Task brief »
Only the lines from the one containing "Read all visible content and emit it as JSON." through the end of the entries should be repeated, exactly as they appear, first and last included.
-- begin Given data --
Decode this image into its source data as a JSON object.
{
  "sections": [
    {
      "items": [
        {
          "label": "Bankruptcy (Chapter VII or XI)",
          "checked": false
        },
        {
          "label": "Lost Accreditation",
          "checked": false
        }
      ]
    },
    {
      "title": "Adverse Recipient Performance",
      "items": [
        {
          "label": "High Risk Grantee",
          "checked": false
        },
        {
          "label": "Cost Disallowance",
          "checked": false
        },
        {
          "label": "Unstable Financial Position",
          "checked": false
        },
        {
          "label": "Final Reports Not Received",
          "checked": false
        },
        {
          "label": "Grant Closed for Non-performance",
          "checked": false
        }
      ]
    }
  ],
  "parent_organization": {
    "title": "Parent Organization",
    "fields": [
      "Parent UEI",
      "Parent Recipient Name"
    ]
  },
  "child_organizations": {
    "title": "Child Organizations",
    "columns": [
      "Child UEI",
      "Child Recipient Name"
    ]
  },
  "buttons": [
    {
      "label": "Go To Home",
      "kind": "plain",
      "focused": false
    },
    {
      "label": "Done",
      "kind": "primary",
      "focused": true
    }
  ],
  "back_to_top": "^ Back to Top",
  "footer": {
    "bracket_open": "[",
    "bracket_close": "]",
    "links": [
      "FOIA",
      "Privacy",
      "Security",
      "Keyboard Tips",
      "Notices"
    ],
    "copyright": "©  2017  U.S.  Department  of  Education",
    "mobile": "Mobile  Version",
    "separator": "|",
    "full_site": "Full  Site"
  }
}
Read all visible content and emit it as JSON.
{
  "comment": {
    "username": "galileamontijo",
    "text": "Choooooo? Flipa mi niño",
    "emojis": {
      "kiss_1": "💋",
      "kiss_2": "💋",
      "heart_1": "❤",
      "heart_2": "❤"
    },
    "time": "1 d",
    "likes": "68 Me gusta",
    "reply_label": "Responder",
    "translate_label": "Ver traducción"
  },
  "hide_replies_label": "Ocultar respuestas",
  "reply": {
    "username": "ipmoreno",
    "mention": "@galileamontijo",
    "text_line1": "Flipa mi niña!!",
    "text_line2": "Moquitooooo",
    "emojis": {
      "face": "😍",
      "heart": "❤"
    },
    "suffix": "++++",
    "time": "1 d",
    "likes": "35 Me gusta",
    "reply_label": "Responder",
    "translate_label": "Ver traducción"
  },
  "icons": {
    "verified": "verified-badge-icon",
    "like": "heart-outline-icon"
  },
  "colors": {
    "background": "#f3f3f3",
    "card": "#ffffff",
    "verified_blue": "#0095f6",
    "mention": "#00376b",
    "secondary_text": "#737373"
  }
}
-- end Given data --
Completed task »
Read all visible content and emit it as JSON.
{
  "comment": {
    "username": "galileamontijo",
    "text": "Choooooo? Flipa mi niño",
    "emojis": {
      "kiss_1": "💋",
      "kiss_2": "💋",
      "heart_1": "❤",
      "heart_2": "❤"
    },
    "time": "1 d",
    "likes": "68 Me gusta",
    "reply_label": "Responder",
    "translate_label": "Ver traducción"
  },
  "hide_replies_label": "Ocultar respuestas",
  "reply": {
    "username": "ipmoreno",
    "mention": "@galileamontijo",
    "text_line1": "Flipa mi niña!!",
    "text_line2": "Moquitooooo",
    "emojis": {
      "face": "😍",
      "heart": "❤"
    },
    "suffix": "++++",
    "time": "1 d",
    "likes": "35 Me gusta",
    "reply_label": "Responder",
    "translate_label": "Ver traducción"
  },
  "icons": {
    "verified": "verified-badge-icon",
    "like": "heart-outline-icon"
  },
  "colors": {
    "background": "#f3f3f3",
    "card": "#ffffff",
    "verified_blue": "#0095f6",
    "mention": "#00376b",
    "secondary_text": "#737373"
  }
}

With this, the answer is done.